(Stored data)
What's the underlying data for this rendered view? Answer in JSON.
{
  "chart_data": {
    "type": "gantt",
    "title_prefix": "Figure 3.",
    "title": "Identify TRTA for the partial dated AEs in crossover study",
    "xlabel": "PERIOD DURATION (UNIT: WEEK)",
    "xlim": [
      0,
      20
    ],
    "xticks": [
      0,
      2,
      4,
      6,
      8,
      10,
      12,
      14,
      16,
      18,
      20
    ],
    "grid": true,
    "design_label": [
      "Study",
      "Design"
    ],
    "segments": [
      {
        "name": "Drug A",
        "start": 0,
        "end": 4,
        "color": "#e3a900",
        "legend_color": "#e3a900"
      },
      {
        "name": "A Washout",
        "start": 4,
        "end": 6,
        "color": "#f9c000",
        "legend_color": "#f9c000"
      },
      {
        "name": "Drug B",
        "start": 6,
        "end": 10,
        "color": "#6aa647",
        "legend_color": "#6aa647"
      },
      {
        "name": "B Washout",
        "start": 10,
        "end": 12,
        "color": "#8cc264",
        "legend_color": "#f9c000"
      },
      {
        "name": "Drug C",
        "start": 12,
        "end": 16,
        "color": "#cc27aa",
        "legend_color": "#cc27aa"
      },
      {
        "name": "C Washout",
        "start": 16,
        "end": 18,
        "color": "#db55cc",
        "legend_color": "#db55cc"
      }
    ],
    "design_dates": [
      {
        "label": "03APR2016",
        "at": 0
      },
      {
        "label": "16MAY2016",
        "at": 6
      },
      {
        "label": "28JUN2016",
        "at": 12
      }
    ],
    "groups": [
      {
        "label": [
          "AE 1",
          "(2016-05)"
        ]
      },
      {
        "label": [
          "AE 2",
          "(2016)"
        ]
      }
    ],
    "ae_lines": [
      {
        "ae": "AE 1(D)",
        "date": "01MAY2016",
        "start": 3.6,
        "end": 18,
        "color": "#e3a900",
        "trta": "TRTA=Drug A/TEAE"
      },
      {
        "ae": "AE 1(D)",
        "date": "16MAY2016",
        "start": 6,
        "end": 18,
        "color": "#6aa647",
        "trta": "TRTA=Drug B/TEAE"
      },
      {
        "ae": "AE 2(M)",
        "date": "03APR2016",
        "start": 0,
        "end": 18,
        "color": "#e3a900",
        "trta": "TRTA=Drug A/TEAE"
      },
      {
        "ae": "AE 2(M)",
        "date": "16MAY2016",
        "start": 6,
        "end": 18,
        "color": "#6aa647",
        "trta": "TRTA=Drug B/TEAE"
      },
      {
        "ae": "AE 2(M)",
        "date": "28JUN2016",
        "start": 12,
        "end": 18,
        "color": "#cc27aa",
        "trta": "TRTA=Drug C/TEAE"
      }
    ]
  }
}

- [WORK REQUIRED]: Look above for lines with the word "Washout" and copy them all.

- [SOLUTION]:
        "name": "A Washout",
        "name": "B Washout",
        "name": "C Washout",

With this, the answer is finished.